> **Work instructions**
Show every line in the entries below where the word "height" appears.

----------------

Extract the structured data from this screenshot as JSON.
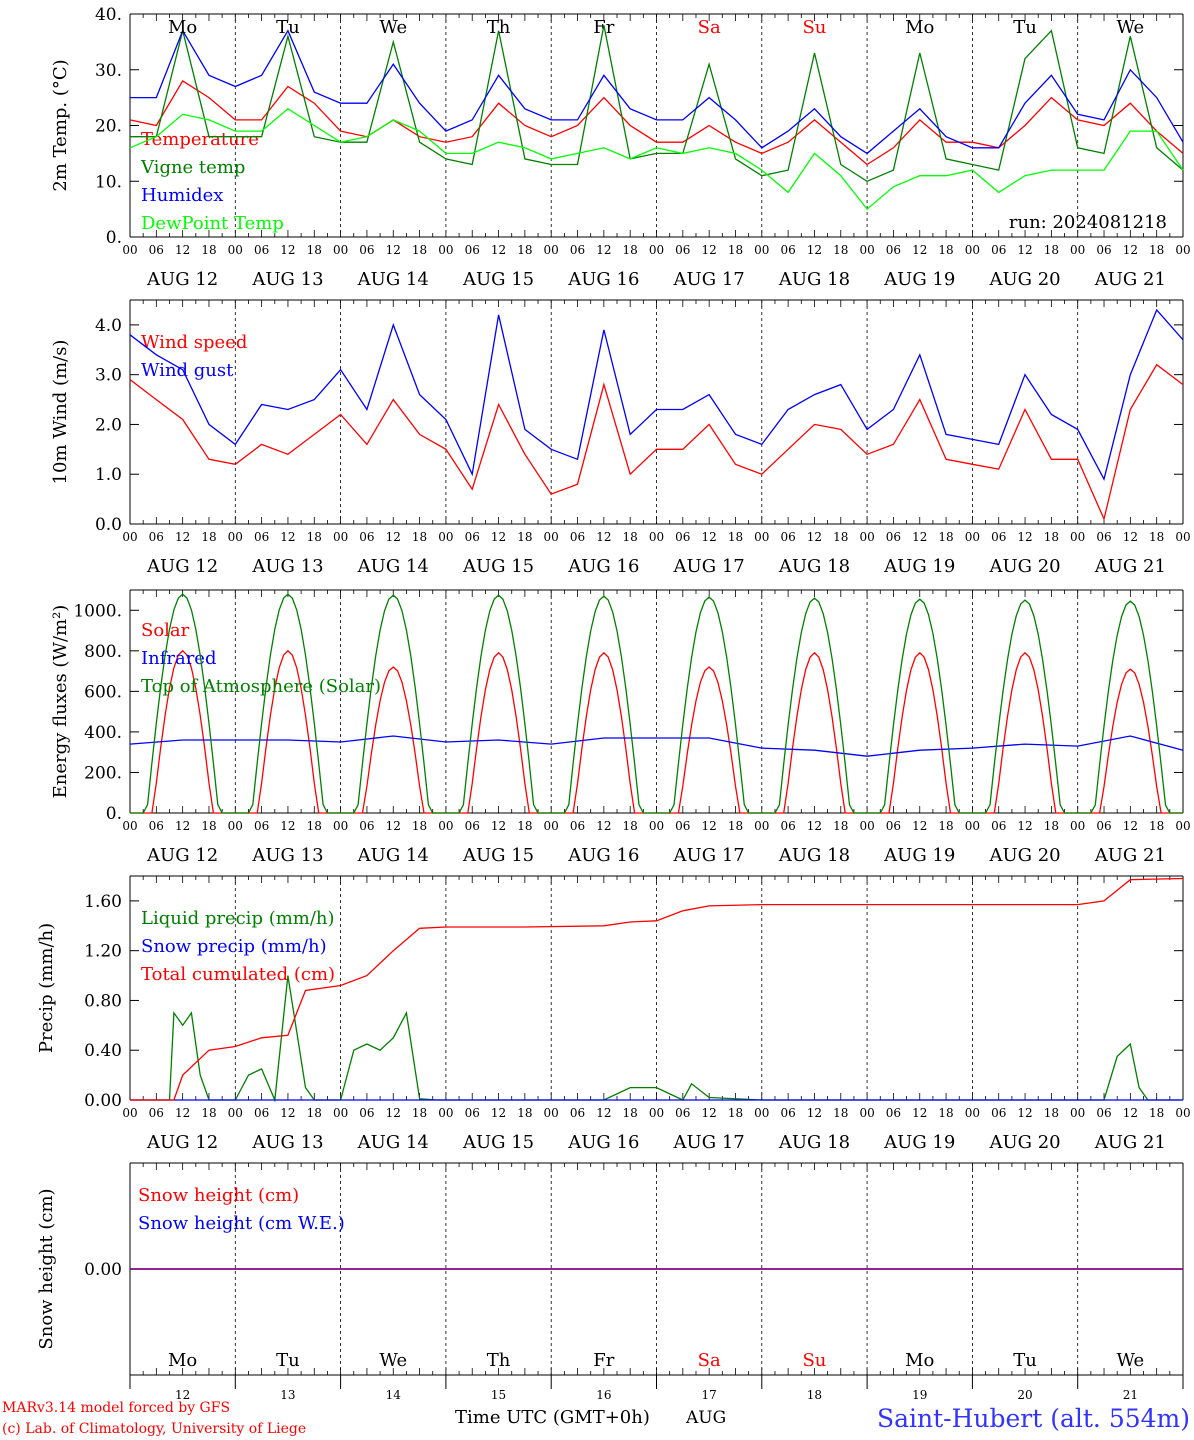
{
  "chart_data": [
    {
      "type": "line",
      "ylabel": "2m Temp. (°C)",
      "ylim": [
        0,
        40
      ],
      "yticks": [
        "0.",
        "10.",
        "20.",
        "30.",
        "40."
      ],
      "yticks_values": [
        0,
        10,
        20,
        30,
        40
      ],
      "x_unit": "hours since Aug 12 00 UTC",
      "legend_placement": "left",
      "annotation": "run: 2024081218",
      "series": [
        {
          "name": "Temperature",
          "color": "#ff0000",
          "x": [
            0,
            6,
            12,
            18,
            24,
            30,
            36,
            42,
            48,
            54,
            60,
            66,
            72,
            78,
            84,
            90,
            96,
            102,
            108,
            114,
            120,
            126,
            132,
            138,
            144,
            150,
            156,
            162,
            168,
            174,
            180,
            186,
            192,
            198,
            204,
            210,
            216,
            222,
            228,
            234,
            240
          ],
          "values": [
            21,
            20,
            28,
            25,
            21,
            21,
            27,
            24,
            19,
            18,
            21,
            18,
            17,
            18,
            24,
            20,
            18,
            20,
            25,
            20,
            17,
            17,
            20,
            17,
            15,
            17,
            21,
            17,
            13,
            16,
            21,
            17,
            17,
            16,
            20,
            25,
            21,
            20,
            24,
            19,
            15
          ]
        },
        {
          "name": "Vigne temp",
          "color": "#008000",
          "x": [
            0,
            6,
            12,
            18,
            24,
            30,
            36,
            42,
            48,
            54,
            60,
            66,
            72,
            78,
            84,
            90,
            96,
            102,
            108,
            114,
            120,
            126,
            132,
            138,
            144,
            150,
            156,
            162,
            168,
            174,
            180,
            186,
            192,
            198,
            204,
            210,
            216,
            222,
            228,
            234,
            240
          ],
          "values": [
            18,
            18,
            37,
            18,
            18,
            18,
            36,
            18,
            17,
            17,
            35,
            17,
            14,
            13,
            37,
            14,
            13,
            13,
            38,
            14,
            15,
            15,
            31,
            14,
            11,
            12,
            33,
            13,
            10,
            12,
            33,
            14,
            13,
            12,
            32,
            37,
            16,
            15,
            36,
            16,
            12
          ]
        },
        {
          "name": "Humidex",
          "color": "#0000ff",
          "x": [
            0,
            6,
            12,
            18,
            24,
            30,
            36,
            42,
            48,
            54,
            60,
            66,
            72,
            78,
            84,
            90,
            96,
            102,
            108,
            114,
            120,
            126,
            132,
            138,
            144,
            150,
            156,
            162,
            168,
            174,
            180,
            186,
            192,
            198,
            204,
            210,
            216,
            222,
            228,
            234,
            240
          ],
          "values": [
            25,
            25,
            37,
            29,
            27,
            29,
            37,
            26,
            24,
            24,
            31,
            24,
            19,
            21,
            29,
            23,
            21,
            21,
            29,
            23,
            21,
            21,
            25,
            21,
            16,
            19,
            23,
            18,
            15,
            19,
            23,
            18,
            16,
            16,
            24,
            29,
            22,
            21,
            30,
            25,
            17
          ]
        },
        {
          "name": "DewPoint Temp",
          "color": "#00ff00",
          "x": [
            0,
            6,
            12,
            18,
            24,
            30,
            36,
            42,
            48,
            54,
            60,
            66,
            72,
            78,
            84,
            90,
            96,
            102,
            108,
            114,
            120,
            126,
            132,
            138,
            144,
            150,
            156,
            162,
            168,
            174,
            180,
            186,
            192,
            198,
            204,
            210,
            216,
            222,
            228,
            234,
            240
          ],
          "values": [
            16,
            18,
            22,
            21,
            19,
            19,
            23,
            20,
            17,
            18,
            21,
            19,
            15,
            15,
            17,
            16,
            14,
            15,
            16,
            14,
            16,
            15,
            16,
            15,
            12,
            8,
            15,
            11,
            5,
            9,
            11,
            11,
            12,
            8,
            11,
            12,
            12,
            12,
            19,
            19,
            12
          ]
        }
      ]
    },
    {
      "type": "line",
      "ylabel": "10m Wind (m/s)",
      "ylim": [
        0,
        4.5
      ],
      "yticks": [
        "0.0",
        "1.0",
        "2.0",
        "3.0",
        "4.0"
      ],
      "yticks_values": [
        0,
        1,
        2,
        3,
        4
      ],
      "x_unit": "hours since Aug 12 00 UTC",
      "legend_placement": "left",
      "series": [
        {
          "name": "Wind speed",
          "color": "#ff0000",
          "x": [
            0,
            6,
            12,
            18,
            24,
            30,
            36,
            42,
            48,
            54,
            60,
            66,
            72,
            78,
            84,
            90,
            96,
            102,
            108,
            114,
            120,
            126,
            132,
            138,
            144,
            150,
            156,
            162,
            168,
            174,
            180,
            186,
            192,
            198,
            204,
            210,
            216,
            222,
            228,
            234,
            240
          ],
          "values": [
            2.9,
            2.5,
            2.1,
            1.3,
            1.2,
            1.6,
            1.4,
            1.8,
            2.2,
            1.6,
            2.5,
            1.8,
            1.5,
            0.7,
            2.4,
            1.4,
            0.6,
            0.8,
            2.8,
            1.0,
            1.5,
            1.5,
            2.0,
            1.2,
            1.0,
            1.5,
            2.0,
            1.9,
            1.4,
            1.6,
            2.5,
            1.3,
            1.2,
            1.1,
            2.3,
            1.3,
            1.3,
            0.1,
            2.3,
            3.2,
            2.8
          ]
        },
        {
          "name": "Wind gust",
          "color": "#0000ff",
          "x": [
            0,
            6,
            12,
            18,
            24,
            30,
            36,
            42,
            48,
            54,
            60,
            66,
            72,
            78,
            84,
            90,
            96,
            102,
            108,
            114,
            120,
            126,
            132,
            138,
            144,
            150,
            156,
            162,
            168,
            174,
            180,
            186,
            192,
            198,
            204,
            210,
            216,
            222,
            228,
            234,
            240
          ],
          "values": [
            3.8,
            3.4,
            3.1,
            2.0,
            1.6,
            2.4,
            2.3,
            2.5,
            3.1,
            2.3,
            4.0,
            2.6,
            2.1,
            1.0,
            4.2,
            1.9,
            1.5,
            1.3,
            3.9,
            1.8,
            2.3,
            2.3,
            2.6,
            1.8,
            1.6,
            2.3,
            2.6,
            2.8,
            1.9,
            2.3,
            3.4,
            1.8,
            1.7,
            1.6,
            3.0,
            2.2,
            1.9,
            0.9,
            3.0,
            4.3,
            3.7
          ]
        }
      ]
    },
    {
      "type": "line",
      "ylabel": "Energy fluxes (W/m²)",
      "ylim": [
        0,
        1100
      ],
      "yticks": [
        "0.",
        "200.",
        "400.",
        "600.",
        "800.",
        "1000."
      ],
      "yticks_values": [
        0,
        200,
        400,
        600,
        800,
        1000
      ],
      "x_unit": "hours since Aug 12 00 UTC",
      "legend_placement": "left",
      "series": [
        {
          "name": "Solar",
          "color": "#ff0000",
          "daily_peak_at_12utc": [
            800,
            800,
            720,
            790,
            790,
            720,
            790,
            790,
            790,
            710
          ]
        },
        {
          "name": "Infrared",
          "color": "#0000ff",
          "x": [
            0,
            12,
            24,
            36,
            48,
            60,
            72,
            84,
            96,
            108,
            120,
            132,
            144,
            156,
            168,
            180,
            192,
            204,
            216,
            228,
            240
          ],
          "values": [
            340,
            360,
            360,
            360,
            350,
            380,
            350,
            360,
            340,
            370,
            370,
            370,
            320,
            310,
            280,
            310,
            320,
            340,
            330,
            380,
            310
          ]
        },
        {
          "name": "Top of Atmosphere (Solar)",
          "color": "#008000",
          "daily_peak_at_12utc": [
            1080,
            1080,
            1075,
            1075,
            1070,
            1065,
            1060,
            1055,
            1050,
            1045
          ]
        }
      ]
    },
    {
      "type": "line",
      "ylabel": "Precip (mm/h)",
      "ylim": [
        0,
        1.8
      ],
      "yticks": [
        "0.00",
        "0.40",
        "0.80",
        "1.20",
        "1.60"
      ],
      "yticks_values": [
        0,
        0.4,
        0.8,
        1.2,
        1.6
      ],
      "x_unit": "hours since Aug 12 00 UTC",
      "legend_placement": "left",
      "series": [
        {
          "name": "Liquid precip (mm/h)",
          "color": "#008000",
          "x": [
            0,
            9,
            10,
            12,
            14,
            16,
            18,
            20,
            24,
            27,
            30,
            33,
            36,
            40,
            42,
            45,
            48,
            51,
            54,
            57,
            60,
            63,
            66,
            70,
            72,
            90,
            108,
            114,
            120,
            126,
            128,
            132,
            144,
            156,
            192,
            216,
            222,
            225,
            228,
            230,
            232,
            240
          ],
          "values": [
            0,
            0,
            0.7,
            0.6,
            0.7,
            0.2,
            0,
            0,
            0,
            0.2,
            0.25,
            0,
            1.0,
            0.1,
            0,
            0,
            0,
            0.4,
            0.45,
            0.4,
            0.5,
            0.7,
            0.01,
            0,
            0,
            0,
            0,
            0.1,
            0.1,
            0,
            0.13,
            0.02,
            0,
            0,
            0,
            0,
            0,
            0.35,
            0.45,
            0.1,
            0,
            0
          ]
        },
        {
          "name": "Snow precip (mm/h)",
          "color": "#0000ff",
          "x": [
            0,
            240
          ],
          "values": [
            0,
            0
          ]
        },
        {
          "name": "Total cumulated (cm)",
          "color": "#ff0000",
          "x": [
            0,
            10,
            12,
            18,
            24,
            30,
            36,
            40,
            48,
            54,
            60,
            66,
            72,
            90,
            108,
            114,
            120,
            126,
            132,
            144,
            156,
            168,
            180,
            192,
            204,
            216,
            222,
            228,
            240
          ],
          "values": [
            0,
            0,
            0.2,
            0.4,
            0.43,
            0.5,
            0.52,
            0.88,
            0.92,
            1.0,
            1.2,
            1.38,
            1.39,
            1.39,
            1.4,
            1.43,
            1.44,
            1.52,
            1.56,
            1.57,
            1.57,
            1.57,
            1.57,
            1.57,
            1.57,
            1.57,
            1.6,
            1.77,
            1.78
          ]
        }
      ]
    },
    {
      "type": "line",
      "ylabel": "Snow height (cm)",
      "ylim": [
        -1,
        1
      ],
      "yticks": [
        "0.00"
      ],
      "yticks_values": [
        0
      ],
      "x_unit": "hours since Aug 12 00 UTC",
      "legend_placement": "left",
      "series": [
        {
          "name": "Snow height (cm)",
          "color": "#ff0000",
          "x": [
            0,
            240
          ],
          "values": [
            0,
            0
          ]
        },
        {
          "name": "Snow height (cm W.E.)",
          "color": "#0000ff",
          "x": [
            0,
            240
          ],
          "values": [
            0,
            0
          ]
        }
      ]
    }
  ],
  "hour_labels": [
    "00",
    "06",
    "12",
    "18"
  ],
  "last_hour_label": "00",
  "date_labels": [
    "AUG 12",
    "AUG 13",
    "AUG 14",
    "AUG 15",
    "AUG 16",
    "AUG 17",
    "AUG 18",
    "AUG 19",
    "AUG 20",
    "AUG 21"
  ],
  "weekday_labels": [
    "Mo",
    "Tu",
    "We",
    "Th",
    "Fr",
    "Sa",
    "Su",
    "Mo",
    "Tu",
    "We"
  ],
  "weekend_flags": [
    false,
    false,
    false,
    false,
    false,
    true,
    true,
    false,
    false,
    false
  ],
  "day_numbers": [
    "12",
    "13",
    "14",
    "15",
    "16",
    "17",
    "18",
    "19",
    "20",
    "21"
  ],
  "colors": {
    "weekday": "#000000",
    "weekend": "#ff0000",
    "footer_left": "#ff0000",
    "station": "#3333ff"
  },
  "footer": {
    "model_line": "MARv3.14 model forced by GFS",
    "credit_line": "(c) Lab. of Climatology, University of Liege",
    "time_axis_label": "Time UTC (GMT+0h)",
    "month_label": "AUG",
    "station": "Saint-Hubert (alt. 554m)"
  }
}
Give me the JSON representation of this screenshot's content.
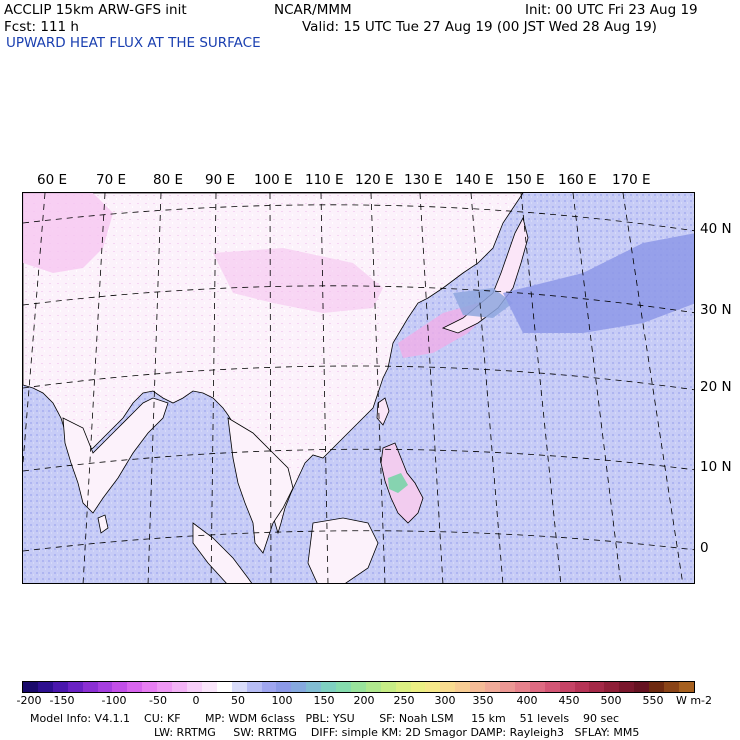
{
  "header": {
    "model": "ACCLIP 15km ARW-GFS init",
    "center": "NCAR/MMM",
    "init": "Init: 00 UTC Fri 23 Aug 19",
    "fcst": "Fcst:  111 h",
    "valid": "Valid: 15 UTC Tue 27 Aug 19 (00 JST Wed 28 Aug 19)",
    "field": "UPWARD HEAT FLUX AT THE SURFACE"
  },
  "map": {
    "lon_labels": [
      "60 E",
      "70 E",
      "80 E",
      "90 E",
      "100 E",
      "110 E",
      "120 E",
      "130 E",
      "140 E",
      "150 E",
      "160 E",
      "170 E"
    ],
    "lat_labels": [
      "40 N",
      "30 N",
      "20 N",
      "10 N",
      "0"
    ]
  },
  "colorbar": {
    "tick_labels": [
      "-200",
      "-150",
      "-100",
      "-50",
      "0",
      "50",
      "100",
      "150",
      "200",
      "250",
      "300",
      "350",
      "400",
      "450",
      "500",
      "550"
    ],
    "unit": "W m-2",
    "colors": [
      "#1a0a6b",
      "#2d0f8f",
      "#4a17ad",
      "#6a22c4",
      "#8b2fd3",
      "#a63ee0",
      "#c24fe8",
      "#d865ee",
      "#e77ef2",
      "#ef98f4",
      "#f3b3f6",
      "#f7cff9",
      "#fae6fb",
      "#ffffff",
      "#d9dcfa",
      "#b7bdf5",
      "#9fa6f0",
      "#8c9ae8",
      "#86a9df",
      "#82bdd3",
      "#7fd0c1",
      "#86dcae",
      "#99e39c",
      "#b0e88e",
      "#c7ed86",
      "#dcf083",
      "#ecf084",
      "#f6e98a",
      "#f9dc90",
      "#f8cd94",
      "#f5bc97",
      "#f1ab99",
      "#ec9894",
      "#e6828c",
      "#de6b82",
      "#d35675",
      "#c64466",
      "#b63456",
      "#a42947",
      "#8f1f38",
      "#7a172c",
      "#661221",
      "#6e2a10",
      "#8a4417",
      "#a6601f"
    ]
  },
  "model_info": {
    "line1": "Model Info: V4.1.1    CU: KF       MP: WDM 6class   PBL: YSU       SF: Noah LSM     15 km    51 levels    90 sec",
    "line2": "LW: RRTMG     SW: RRTMG    DIFF: simple KM: 2D Smagor DAMP: Rayleigh3   SFLAY: MM5"
  }
}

----------------

> **Full output**
      "ylabel": "Snow height (cm)",
          "name": "Snow height (cm)",
          "name": "Snow height (cm W.E.)",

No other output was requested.